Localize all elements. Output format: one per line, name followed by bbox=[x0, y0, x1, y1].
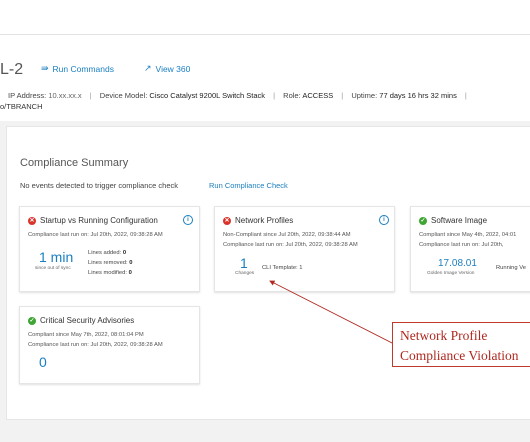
lines-modified-label: Lines modified: bbox=[88, 270, 127, 276]
device-location: o/TBRANCH bbox=[0, 102, 43, 111]
last-run-text: Compliance last run on: Jul 20th, 2022, … bbox=[28, 342, 163, 348]
security-advisories-title: Critical Security Advisories bbox=[40, 316, 135, 325]
model-label: Device Model: bbox=[99, 91, 148, 100]
non-compliant-since: Non-Compliant since Jul 20th, 2022, 09:3… bbox=[223, 232, 351, 238]
advisories-count: 0 bbox=[39, 354, 47, 370]
device-header bbox=[0, 35, 530, 119]
annotation-line-2: Compliance Violation bbox=[400, 348, 519, 363]
ip-value: 10.xx.xx.x bbox=[48, 91, 82, 100]
top-strip bbox=[0, 0, 530, 35]
annotation-line-1: Network Profile bbox=[400, 328, 488, 343]
golden-image-version: 17.08.01 bbox=[438, 258, 477, 269]
role-label: Role: bbox=[283, 91, 301, 100]
changes-caption: Changes bbox=[235, 271, 255, 276]
view-360-label: View 360 bbox=[155, 63, 191, 74]
card-title: ✓ Software Image bbox=[419, 216, 487, 225]
compliance-summary-title: Compliance Summary bbox=[20, 157, 129, 169]
info-icon[interactable]: i bbox=[183, 215, 193, 225]
network-profiles-title: Network Profiles bbox=[235, 216, 294, 225]
last-run-text: Compliance last run on: Jul 20th, 2022, … bbox=[223, 242, 358, 248]
last-run-text: Compliance last run on: Jul 20th, 2022, … bbox=[28, 232, 163, 238]
check-icon: ✓ bbox=[419, 216, 427, 225]
lines-removed-stat: Lines removed: 0 bbox=[88, 260, 133, 266]
lines-removed-value: 0 bbox=[129, 260, 133, 266]
lines-modified-stat: Lines modified: 0 bbox=[88, 270, 132, 276]
software-image-title: Software Image bbox=[431, 216, 488, 225]
run-compliance-check-link[interactable]: Run Compliance Check bbox=[209, 181, 288, 190]
card-title: ✓ Critical Security Advisories bbox=[28, 316, 134, 325]
run-commands-link[interactable]: ⇛ Run Commands bbox=[41, 63, 114, 74]
device-meta-row: IP Address: 10.xx.xx.x | Device Model: C… bbox=[8, 91, 473, 100]
terminal-icon: ⇛ bbox=[41, 63, 49, 73]
lines-added-stat: Lines added: 0 bbox=[88, 250, 126, 256]
cli-template-count: CLI Template: 1 bbox=[262, 265, 303, 271]
uptime-value: 77 days 16 hrs 32 mins bbox=[379, 91, 457, 100]
divider: | bbox=[464, 91, 467, 100]
view-360-link[interactable]: ↗ View 360 bbox=[144, 63, 190, 74]
divider: | bbox=[89, 91, 92, 100]
run-commands-label: Run Commands bbox=[52, 63, 114, 74]
golden-image-caption: Golden Image Version bbox=[427, 271, 475, 276]
lines-removed-label: Lines removed: bbox=[88, 260, 128, 266]
info-icon[interactable]: i bbox=[379, 215, 389, 225]
divider: | bbox=[273, 91, 276, 100]
no-events-message: No events detected to trigger compliance… bbox=[20, 181, 179, 190]
lines-added-value: 0 bbox=[122, 250, 127, 256]
device-title: L-2 bbox=[0, 61, 24, 78]
check-icon: ✓ bbox=[28, 316, 36, 325]
changes-count: 1 bbox=[240, 255, 248, 271]
software-image-card[interactable]: ✓ Software Image Compliant since May 4th… bbox=[410, 206, 530, 292]
last-run-text: Compliance last run on: Jul 20th, bbox=[419, 242, 504, 248]
out-of-sync-caption: since out of sync bbox=[35, 266, 71, 271]
error-x-icon: ✕ bbox=[28, 216, 36, 225]
role-value: ACCESS bbox=[302, 91, 334, 100]
compliant-since: Compliant since May 4th, 2022, 04:01 bbox=[419, 232, 517, 238]
model-value: Cisco Catalyst 9200L Switch Stack bbox=[149, 91, 266, 100]
divider: | bbox=[341, 91, 344, 100]
lines-added-label: Lines added: bbox=[88, 250, 122, 256]
out-of-sync-value: 1 min bbox=[39, 249, 74, 265]
security-advisories-card[interactable]: ✓ Critical Security Advisories Compliant… bbox=[19, 306, 200, 384]
card-title: ✕ Startup vs Running Configuration bbox=[28, 216, 158, 225]
running-version-label: Running Ve bbox=[496, 265, 526, 271]
ip-label: IP Address: bbox=[8, 91, 47, 100]
startup-running-card[interactable]: ✕ Startup vs Running Configuration i Com… bbox=[19, 206, 200, 292]
annotation-callout: Network Profile Compliance Violation bbox=[392, 322, 530, 367]
uptime-label: Uptime: bbox=[351, 91, 378, 100]
startup-running-title: Startup vs Running Configuration bbox=[40, 216, 158, 225]
card-title: ✕ Network Profiles bbox=[223, 216, 293, 225]
compliant-since: Compliant since May 7th, 2022, 08:01:04 … bbox=[28, 332, 144, 338]
external-link-icon: ↗ bbox=[144, 63, 152, 73]
network-profiles-card[interactable]: ✕ Network Profiles i Non-Compliant since… bbox=[214, 206, 395, 292]
lines-modified-value: 0 bbox=[128, 270, 132, 276]
error-x-icon: ✕ bbox=[223, 216, 231, 225]
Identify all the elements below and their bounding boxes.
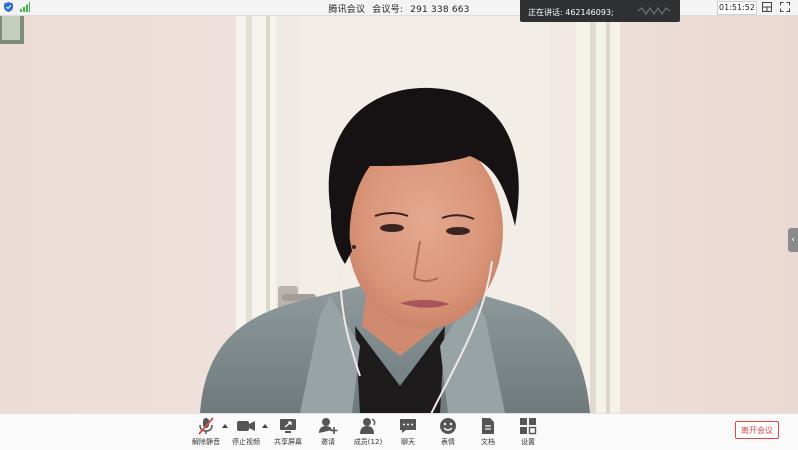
- invite-label: 邀请: [321, 438, 335, 446]
- members-label: 成员(12): [353, 438, 383, 446]
- participant-video[interactable]: ‹: [0, 16, 798, 413]
- stop-video-button[interactable]: 停止视频: [226, 416, 266, 450]
- document-icon: [482, 418, 494, 434]
- app-title: 腾讯会议: [328, 5, 366, 15]
- emoji-icon: [440, 418, 456, 434]
- settings-button[interactable]: 设置: [508, 416, 548, 450]
- leave-meeting-button[interactable]: 离开会议: [735, 421, 779, 439]
- document-button[interactable]: 文档: [468, 416, 508, 450]
- speaking-text: 正在讲话: 462146093;: [528, 8, 614, 17]
- layout-icon[interactable]: [762, 2, 772, 15]
- members-icon: [360, 418, 376, 434]
- fullscreen-icon[interactable]: [780, 2, 790, 15]
- chat-icon: [400, 419, 416, 433]
- stop-video-label: 停止视频: [232, 438, 260, 446]
- chat-button[interactable]: 聊天: [388, 416, 428, 450]
- microphone-muted-icon: [198, 417, 214, 435]
- meeting-id-label: 会议号:: [372, 5, 404, 15]
- chat-label: 聊天: [401, 438, 415, 446]
- meeting-toolbar: 解除静音 停止视频 共享屏幕 邀请 成员(12) 聊天 表情 文档 设置 离开会…: [0, 413, 798, 450]
- share-screen-button[interactable]: 共享屏幕: [268, 416, 308, 450]
- speaking-indicator: 正在讲话: 462146093;: [520, 0, 680, 22]
- video-camera-icon: [237, 421, 255, 431]
- chevron-left-icon: ‹: [791, 235, 795, 245]
- side-panel-toggle[interactable]: ‹: [788, 228, 798, 252]
- meeting-id: 291 338 663: [410, 5, 470, 15]
- meeting-timer: 01:51:52: [717, 1, 757, 15]
- invite-button[interactable]: 邀请: [308, 416, 348, 450]
- share-screen-icon: [280, 419, 296, 433]
- unmute-button[interactable]: 解除静音: [186, 416, 226, 450]
- emoji-label: 表情: [441, 438, 455, 446]
- unmute-label: 解除静音: [192, 438, 220, 446]
- settings-label: 设置: [521, 438, 535, 446]
- invite-icon: [319, 418, 338, 434]
- share-screen-label: 共享屏幕: [274, 438, 302, 446]
- voice-wave-icon: [637, 6, 672, 17]
- document-label: 文档: [481, 438, 495, 446]
- video-frame: [0, 16, 798, 413]
- settings-icon: [520, 418, 537, 435]
- emoji-button[interactable]: 表情: [428, 416, 468, 450]
- members-button[interactable]: 成员(12): [348, 416, 388, 450]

Task description: Return, unchanged, the run of lines that begins with the line containing "lines-modified-label: Lines modified: bbox=[88, 270, 127, 276]" and ends with the line containing "advisories-count: 0 bbox=[39, 354, 47, 370]", both included.

Final answer:
lines-modified-label: Lines modified: bbox=[88, 270, 127, 276]
device-location: o/TBRANCH bbox=[0, 102, 43, 111]
last-run-text: Compliance last run on: Jul 20th, 2022, … bbox=[28, 342, 163, 348]
security-advisories-title: Critical Security Advisories bbox=[40, 316, 135, 325]
model-label: Device Model: bbox=[99, 91, 148, 100]
non-compliant-since: Non-Compliant since Jul 20th, 2022, 09:3… bbox=[223, 232, 351, 238]
advisories-count: 0 bbox=[39, 354, 47, 370]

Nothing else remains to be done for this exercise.